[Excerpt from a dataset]
## Start

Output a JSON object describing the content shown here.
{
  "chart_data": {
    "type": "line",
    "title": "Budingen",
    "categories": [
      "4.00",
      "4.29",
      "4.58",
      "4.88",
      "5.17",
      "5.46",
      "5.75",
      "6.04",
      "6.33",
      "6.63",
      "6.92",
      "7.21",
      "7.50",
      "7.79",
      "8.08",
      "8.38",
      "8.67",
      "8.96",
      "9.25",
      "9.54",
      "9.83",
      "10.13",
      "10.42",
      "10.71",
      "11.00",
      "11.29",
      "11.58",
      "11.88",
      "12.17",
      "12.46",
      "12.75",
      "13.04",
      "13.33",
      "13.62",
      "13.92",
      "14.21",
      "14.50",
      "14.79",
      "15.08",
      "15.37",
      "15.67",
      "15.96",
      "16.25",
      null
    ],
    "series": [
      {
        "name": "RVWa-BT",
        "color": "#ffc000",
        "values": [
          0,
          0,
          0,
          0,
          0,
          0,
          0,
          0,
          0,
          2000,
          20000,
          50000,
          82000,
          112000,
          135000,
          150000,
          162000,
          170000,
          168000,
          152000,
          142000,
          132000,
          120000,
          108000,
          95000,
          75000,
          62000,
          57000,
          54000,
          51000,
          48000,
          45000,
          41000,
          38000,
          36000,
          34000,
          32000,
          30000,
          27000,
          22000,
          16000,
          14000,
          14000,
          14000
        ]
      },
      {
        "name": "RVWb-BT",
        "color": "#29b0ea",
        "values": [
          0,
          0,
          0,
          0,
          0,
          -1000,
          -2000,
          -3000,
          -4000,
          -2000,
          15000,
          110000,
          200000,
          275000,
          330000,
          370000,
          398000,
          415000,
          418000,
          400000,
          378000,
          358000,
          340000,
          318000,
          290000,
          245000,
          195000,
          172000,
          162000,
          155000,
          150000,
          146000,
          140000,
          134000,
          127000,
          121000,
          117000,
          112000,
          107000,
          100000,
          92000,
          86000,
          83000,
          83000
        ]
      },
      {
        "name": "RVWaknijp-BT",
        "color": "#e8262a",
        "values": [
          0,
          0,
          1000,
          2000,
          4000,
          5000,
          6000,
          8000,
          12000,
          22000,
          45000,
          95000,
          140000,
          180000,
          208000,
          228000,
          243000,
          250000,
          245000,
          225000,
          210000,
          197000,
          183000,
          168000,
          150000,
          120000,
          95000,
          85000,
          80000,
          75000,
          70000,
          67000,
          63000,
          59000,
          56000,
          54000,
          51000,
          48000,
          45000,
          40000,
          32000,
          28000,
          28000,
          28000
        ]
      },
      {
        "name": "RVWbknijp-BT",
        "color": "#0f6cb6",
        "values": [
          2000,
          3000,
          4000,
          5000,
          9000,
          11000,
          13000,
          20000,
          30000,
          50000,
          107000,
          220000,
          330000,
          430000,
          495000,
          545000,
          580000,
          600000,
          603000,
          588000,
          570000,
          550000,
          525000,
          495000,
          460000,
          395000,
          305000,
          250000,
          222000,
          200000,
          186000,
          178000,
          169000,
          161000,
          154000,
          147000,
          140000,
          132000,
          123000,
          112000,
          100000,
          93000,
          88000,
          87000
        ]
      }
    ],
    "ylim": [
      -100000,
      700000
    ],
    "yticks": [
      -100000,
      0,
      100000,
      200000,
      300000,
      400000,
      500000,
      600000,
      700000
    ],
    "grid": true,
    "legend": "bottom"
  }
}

## End

### Directions
Which lines hold the word "color"? Copy each of them from the records.

### Exercise answer
        "color": "#ffc000",
        "color": "#29b0ea",
        "color": "#e8262a",
        "color": "#0f6cb6",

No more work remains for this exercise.